EXERCISE: Give, as a bare number, the count of lines that contain the word "frac".

RECORDED INFORMATION:

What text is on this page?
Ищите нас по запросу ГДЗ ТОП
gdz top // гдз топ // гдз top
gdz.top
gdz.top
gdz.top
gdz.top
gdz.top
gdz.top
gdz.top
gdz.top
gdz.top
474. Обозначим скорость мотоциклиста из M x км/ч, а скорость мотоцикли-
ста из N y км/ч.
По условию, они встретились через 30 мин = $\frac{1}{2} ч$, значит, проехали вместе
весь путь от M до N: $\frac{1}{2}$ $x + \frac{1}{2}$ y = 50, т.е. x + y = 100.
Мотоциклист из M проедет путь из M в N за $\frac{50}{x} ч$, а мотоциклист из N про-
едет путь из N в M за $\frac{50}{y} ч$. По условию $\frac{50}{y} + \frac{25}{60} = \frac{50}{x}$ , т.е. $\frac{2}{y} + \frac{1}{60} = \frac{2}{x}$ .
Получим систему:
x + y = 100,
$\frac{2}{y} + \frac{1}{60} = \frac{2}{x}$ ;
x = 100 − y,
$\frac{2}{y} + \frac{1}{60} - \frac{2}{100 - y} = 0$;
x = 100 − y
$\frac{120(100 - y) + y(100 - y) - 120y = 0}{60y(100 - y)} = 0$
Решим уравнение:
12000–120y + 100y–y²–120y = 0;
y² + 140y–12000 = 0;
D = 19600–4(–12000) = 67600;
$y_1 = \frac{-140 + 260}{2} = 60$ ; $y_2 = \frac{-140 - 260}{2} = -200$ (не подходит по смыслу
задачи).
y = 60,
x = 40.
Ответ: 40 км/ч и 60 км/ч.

WORKED SOLUTION: 8